Exercise objective.
Rewrite all the entries below with every "sidebar-item-label" changed to "nav-item-label" and nothing else altered, and leave the pictures out.
┌──
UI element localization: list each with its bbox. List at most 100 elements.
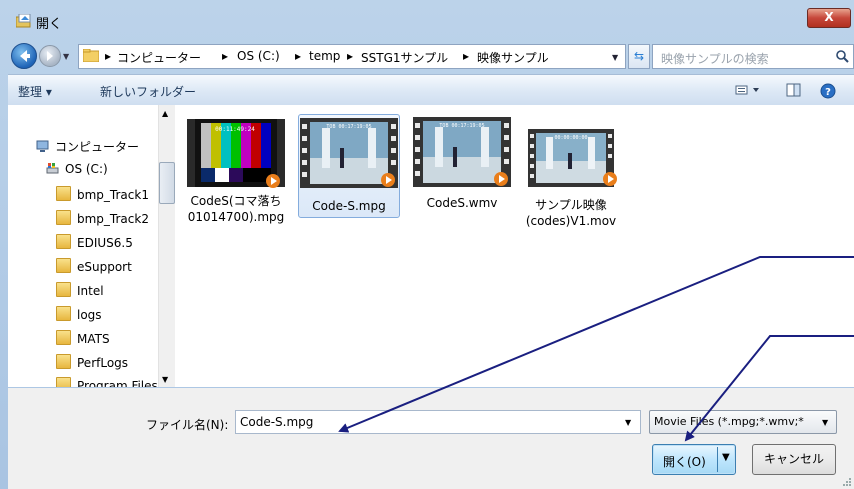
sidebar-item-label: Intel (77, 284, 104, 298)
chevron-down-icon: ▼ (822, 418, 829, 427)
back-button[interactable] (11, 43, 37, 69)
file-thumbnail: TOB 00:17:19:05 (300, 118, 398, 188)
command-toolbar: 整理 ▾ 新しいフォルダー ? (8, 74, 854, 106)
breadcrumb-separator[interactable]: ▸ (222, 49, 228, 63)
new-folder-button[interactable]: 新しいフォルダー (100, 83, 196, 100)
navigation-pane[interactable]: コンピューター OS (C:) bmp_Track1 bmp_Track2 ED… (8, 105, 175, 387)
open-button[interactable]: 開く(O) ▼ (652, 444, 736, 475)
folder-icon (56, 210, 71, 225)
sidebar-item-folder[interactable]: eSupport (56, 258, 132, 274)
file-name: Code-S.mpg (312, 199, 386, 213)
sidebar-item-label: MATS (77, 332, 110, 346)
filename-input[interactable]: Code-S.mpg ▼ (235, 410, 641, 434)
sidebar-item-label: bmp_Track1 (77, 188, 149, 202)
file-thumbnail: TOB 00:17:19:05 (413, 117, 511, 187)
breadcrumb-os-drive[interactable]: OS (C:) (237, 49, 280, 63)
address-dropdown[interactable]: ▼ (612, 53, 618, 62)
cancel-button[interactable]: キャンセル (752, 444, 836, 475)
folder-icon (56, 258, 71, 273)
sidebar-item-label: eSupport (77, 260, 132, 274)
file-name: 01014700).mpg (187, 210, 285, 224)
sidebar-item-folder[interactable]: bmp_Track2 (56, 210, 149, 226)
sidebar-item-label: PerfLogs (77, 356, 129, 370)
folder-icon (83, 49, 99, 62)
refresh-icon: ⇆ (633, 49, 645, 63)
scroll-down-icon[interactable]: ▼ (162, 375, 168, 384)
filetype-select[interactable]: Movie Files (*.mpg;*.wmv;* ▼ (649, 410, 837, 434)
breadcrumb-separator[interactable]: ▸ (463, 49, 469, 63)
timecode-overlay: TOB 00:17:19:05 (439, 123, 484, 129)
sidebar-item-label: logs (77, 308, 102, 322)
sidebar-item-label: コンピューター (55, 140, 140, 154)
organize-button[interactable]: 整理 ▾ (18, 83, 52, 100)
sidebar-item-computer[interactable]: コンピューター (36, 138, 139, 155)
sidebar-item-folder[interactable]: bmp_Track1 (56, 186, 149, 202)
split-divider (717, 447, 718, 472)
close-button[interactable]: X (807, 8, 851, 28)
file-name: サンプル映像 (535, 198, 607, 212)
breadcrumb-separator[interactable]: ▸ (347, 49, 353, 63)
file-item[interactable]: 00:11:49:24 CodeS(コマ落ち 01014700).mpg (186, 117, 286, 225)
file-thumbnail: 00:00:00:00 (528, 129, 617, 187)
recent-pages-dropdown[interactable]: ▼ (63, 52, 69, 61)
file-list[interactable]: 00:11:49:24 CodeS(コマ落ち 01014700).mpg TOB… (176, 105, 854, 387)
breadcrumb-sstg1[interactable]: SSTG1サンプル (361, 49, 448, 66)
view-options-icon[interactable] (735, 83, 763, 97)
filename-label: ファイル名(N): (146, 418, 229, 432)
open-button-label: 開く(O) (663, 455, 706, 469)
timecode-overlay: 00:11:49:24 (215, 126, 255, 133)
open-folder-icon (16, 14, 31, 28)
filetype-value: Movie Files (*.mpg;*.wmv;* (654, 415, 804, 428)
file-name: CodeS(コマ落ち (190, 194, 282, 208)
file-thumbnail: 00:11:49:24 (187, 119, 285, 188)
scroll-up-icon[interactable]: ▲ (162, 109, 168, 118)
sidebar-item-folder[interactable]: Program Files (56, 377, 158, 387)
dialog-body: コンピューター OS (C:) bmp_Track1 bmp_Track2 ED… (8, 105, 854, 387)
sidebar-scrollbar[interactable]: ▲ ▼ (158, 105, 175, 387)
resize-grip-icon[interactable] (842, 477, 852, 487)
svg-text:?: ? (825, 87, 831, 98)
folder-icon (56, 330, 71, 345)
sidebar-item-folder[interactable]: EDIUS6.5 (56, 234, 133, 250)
└──
Answer.
UI element localization: list each with its bbox. List at most 100 elements.
nav-item-label: Intel (77, 284, 104, 298)
chevron-down-icon: ▼ (822, 418, 829, 427)
back-button[interactable] (11, 43, 37, 69)
file-thumbnail: TOB 00:17:19:05 (300, 118, 398, 188)
command-toolbar: 整理 ▾ 新しいフォルダー ? (8, 74, 854, 106)
breadcrumb-separator[interactable]: ▸ (222, 49, 228, 63)
new-folder-button[interactable]: 新しいフォルダー (100, 83, 196, 100)
navigation-pane[interactable]: コンピューター OS (C:) bmp_Track1 bmp_Track2 ED… (8, 105, 175, 387)
open-button[interactable]: 開く(O) ▼ (652, 444, 736, 475)
folder-icon (56, 210, 71, 225)
sidebar-item-folder[interactable]: eSupport (56, 258, 132, 274)
file-name: Code-S.mpg (312, 199, 386, 213)
nav-item-label: MATS (77, 332, 110, 346)
filename-input[interactable]: Code-S.mpg ▼ (235, 410, 641, 434)
nav-item-label: bmp_Track1 (77, 188, 149, 202)
file-thumbnail: TOB 00:17:19:05 (413, 117, 511, 187)
breadcrumb-os-drive[interactable]: OS (C:) (237, 49, 280, 63)
address-dropdown[interactable]: ▼ (612, 53, 618, 62)
cancel-button[interactable]: キャンセル (752, 444, 836, 475)
folder-icon (56, 258, 71, 273)
nav-item-label: eSupport (77, 260, 132, 274)
file-name: 01014700).mpg (187, 210, 285, 224)
sidebar-item-folder[interactable]: bmp_Track2 (56, 210, 149, 226)
nav-item-label: PerfLogs (77, 356, 129, 370)
folder-icon (83, 49, 99, 62)
refresh-icon: ⇆ (633, 49, 645, 63)
scroll-down-icon[interactable]: ▼ (162, 375, 168, 384)
filetype-select[interactable]: Movie Files (*.mpg;*.wmv;* ▼ (649, 410, 837, 434)
breadcrumb-separator[interactable]: ▸ (463, 49, 469, 63)
timecode-overlay: TOB 00:17:19:05 (439, 123, 484, 129)
nav-item-label: logs (77, 308, 102, 322)
nav-item-label: コンピューター (55, 140, 140, 154)
organize-button[interactable]: 整理 ▾ (18, 83, 52, 100)
sidebar-item-computer[interactable]: コンピューター (36, 138, 139, 155)
sidebar-item-folder[interactable]: bmp_Track1 (56, 186, 149, 202)
split-divider (717, 447, 718, 472)
close-button[interactable]: X (807, 8, 851, 28)
file-name: サンプル映像 (535, 198, 607, 212)
breadcrumb-separator[interactable]: ▸ (347, 49, 353, 63)
file-item[interactable]: 00:11:49:24 CodeS(コマ落ち 01014700).mpg (186, 117, 286, 225)
file-thumbnail: 00:00:00:00 (528, 129, 617, 187)
recent-pages-dropdown[interactable]: ▼ (63, 52, 69, 61)
file-list[interactable]: 00:11:49:24 CodeS(コマ落ち 01014700).mpg TOB… (176, 105, 854, 387)
breadcrumb-sstg1[interactable]: SSTG1サンプル (361, 49, 448, 66)
view-options-icon[interactable] (735, 83, 763, 97)
filename-label: ファイル名(N): (146, 418, 229, 432)
open-button-label: 開く(O) (663, 455, 706, 469)
timecode-overlay: 00:11:49:24 (215, 126, 255, 133)
open-folder-icon (16, 14, 31, 28)
filetype-value: Movie Files (*.mpg;*.wmv;* (654, 415, 804, 428)
file-name: CodeS(コマ落ち (190, 194, 282, 208)
file-thumbnail: 00:11:49:24 (187, 119, 285, 188)
scroll-up-icon[interactable]: ▲ (162, 109, 168, 118)
sidebar-item-folder[interactable]: Program Files (56, 377, 158, 387)
dialog-body: コンピューター OS (C:) bmp_Track1 bmp_Track2 ED… (8, 105, 854, 387)
sidebar-scrollbar[interactable]: ▲ ▼ (158, 105, 175, 387)
resize-grip-icon[interactable] (842, 477, 852, 487)
svg-text:?: ? (825, 87, 831, 98)
folder-icon (56, 330, 71, 345)
sidebar-item-folder[interactable]: EDIUS6.5 (56, 234, 133, 250)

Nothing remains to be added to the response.